> **DATA RECORDS**
+ + + + +

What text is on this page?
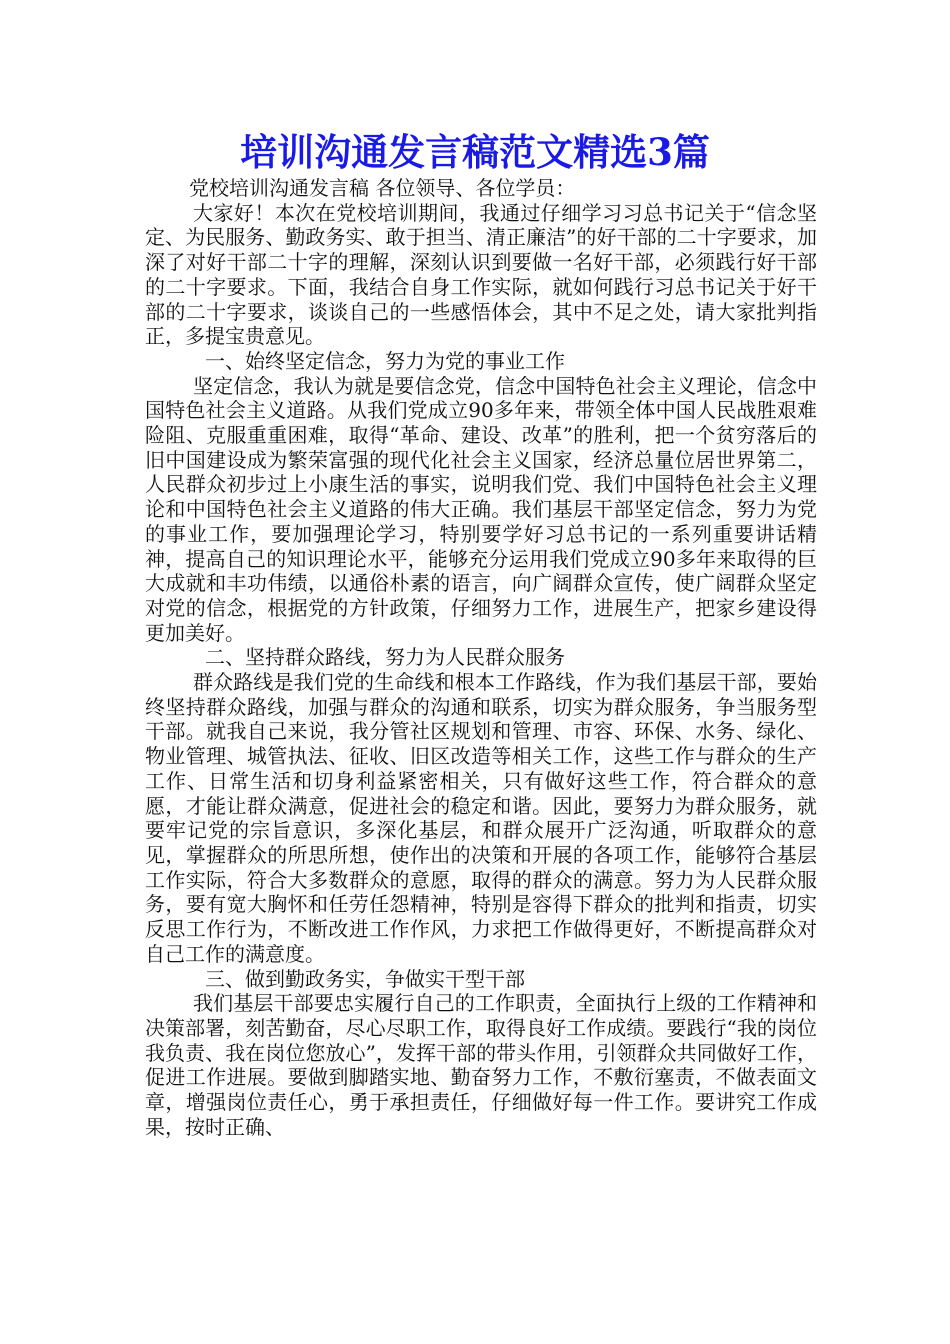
培训沟通发言稿范文精选3篇

党校培训沟通发言稿 各位领导、各位学员：

大家好！本次在党校培训期间，我通过仔细学习习总书记关于“信念坚定、为民服务、勤政务实、敢于担当、清正廉洁”的好干部的二十字要求，加深了对好干部二十字的理解，深刻认识到要做一名好干部，必须践行好干部的二十字要求。下面，我结合自身工作实际，就如何践行习总书记关于好干部的二十字要求，谈谈自己的一些感悟体会，其中不足之处，请大家批判指正，多提宝贵意见。

一、始终坚定信念，努力为党的事业工作

坚定信念，我认为就是要信念党，信念中国特色社会主义理论，信念中国特色社会主义道路。从我们党成立90多年来，带领全体中国人民战胜艰难险阻、克服重重困难，取得“革命、建设、改革”的胜利，把一个贫穷落后的旧中国建设成为繁荣富强的现代化社会主义国家，经济总量位居世界第二，人民群众初步过上小康生活的事实，说明我们党、我们中国特色社会主义理论和中国特色社会主义道路的伟大正确。我们基层干部坚定信念，努力为党的事业工作，要加强理论学习，特别要学好习总书记的一系列重要讲话精神，提高自己的知识理论水平，能够充分运用我们党成立90多年来取得的巨大成就和丰功伟绩，以通俗朴素的语言，向广阔群众宣传，使广阔群众坚定对党的信念，根据党的方针政策，仔细努力工作，进展生产，把家乡建设得更加美好。

二、坚持群众路线，努力为人民群众服务

群众路线是我们党的生命线和根本工作路线，作为我们基层干部，要始终坚持群众路线，加强与群众的沟通和联系，切实为群众服务，争当服务型干部。就我自己来说，我分管社区规划和管理、市容、环保、水务、绿化、物业管理、城管执法、征收、旧区改造等相关工作，这些工作与群众的生产工作、日常生活和切身利益紧密相关，只有做好这些工作，符合群众的意愿，才能让群众满意，促进社会的稳定和谐。因此，要努力为群众服务，就要牢记党的宗旨意识，多深化基层，和群众展开广泛沟通，听取群众的意见，掌握群众的所思所想，使作出的决策和开展的各项工作，能够符合基层工作实际，符合大多数群众的意愿，取得的群众的满意。努力为人民群众服务，要有宽大胸怀和任劳任怨精神，特别是容得下群众的批判和指责，切实反思工作行为，不断改进工作作风，力求把工作做得更好，不断提高群众对自己工作的满意度。

三、做到勤政务实，争做实干型干部

我们基层干部要忠实履行自己的工作职责，全面执行上级的工作精神和决策部署，刻苦勤奋，尽心尽职工作，取得良好工作成绩。要践行“我的岗位我负责、我在岗位您放心”，发挥干部的带头作用，引领群众共同做好工作，促进工作进展。要做到脚踏实地、勤奋努力工作，不敷衍塞责，不做表面文章，增强岗位责任心，勇于承担责任，仔细做好每一件工作。要讲究工作成果，按时正确、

+ + + + +

Transcribe the preceding listing in its entirety and with exact wording, leaving out pictures.

What text is on this page?
培训沟通发言稿范文精选3篇

党校培训沟通发言稿 各位领导、各位学员：

大家好！本次在党校培训期间，我通过仔细学习习总书记关于“信念坚定、为民服务、勤政务实、敢于担当、清正廉洁”的好干部的二十字要求，加深了对好干部二十字的理解，深刻认识到要做一名好干部，必须践行好干部的二十字要求。下面，我结合自身工作实际，就如何践行习总书记关于好干部的二十字要求，谈谈自己的一些感悟体会，其中不足之处，请大家批判指正，多提宝贵意见。

一、始终坚定信念，努力为党的事业工作

坚定信念，我认为就是要信念党，信念中国特色社会主义理论，信念中国特色社会主义道路。从我们党成立90多年来，带领全体中国人民战胜艰难险阻、克服重重困难，取得“革命、建设、改革”的胜利，把一个贫穷落后的旧中国建设成为繁荣富强的现代化社会主义国家，经济总量位居世界第二，人民群众初步过上小康生活的事实，说明我们党、我们中国特色社会主义理论和中国特色社会主义道路的伟大正确。我们基层干部坚定信念，努力为党的事业工作，要加强理论学习，特别要学好习总书记的一系列重要讲话精神，提高自己的知识理论水平，能够充分运用我们党成立90多年来取得的巨大成就和丰功伟绩，以通俗朴素的语言，向广阔群众宣传，使广阔群众坚定对党的信念，根据党的方针政策，仔细努力工作，进展生产，把家乡建设得更加美好。

二、坚持群众路线，努力为人民群众服务

群众路线是我们党的生命线和根本工作路线，作为我们基层干部，要始终坚持群众路线，加强与群众的沟通和联系，切实为群众服务，争当服务型干部。就我自己来说，我分管社区规划和管理、市容、环保、水务、绿化、物业管理、城管执法、征收、旧区改造等相关工作，这些工作与群众的生产工作、日常生活和切身利益紧密相关，只有做好这些工作，符合群众的意愿，才能让群众满意，促进社会的稳定和谐。因此，要努力为群众服务，就要牢记党的宗旨意识，多深化基层，和群众展开广泛沟通，听取群众的意见，掌握群众的所思所想，使作出的决策和开展的各项工作，能够符合基层工作实际，符合大多数群众的意愿，取得的群众的满意。努力为人民群众服务，要有宽大胸怀和任劳任怨精神，特别是容得下群众的批判和指责，切实反思工作行为，不断改进工作作风，力求把工作做得更好，不断提高群众对自己工作的满意度。

三、做到勤政务实，争做实干型干部

我们基层干部要忠实履行自己的工作职责，全面执行上级的工作精神和决策部署，刻苦勤奋，尽心尽职工作，取得良好工作成绩。要践行“我的岗位我负责、我在岗位您放心”，发挥干部的带头作用，引领群众共同做好工作，促进工作进展。要做到脚踏实地、勤奋努力工作，不敷衍塞责，不做表面文章，增强岗位责任心，勇于承担责任，仔细做好每一件工作。要讲究工作成果，按时正确、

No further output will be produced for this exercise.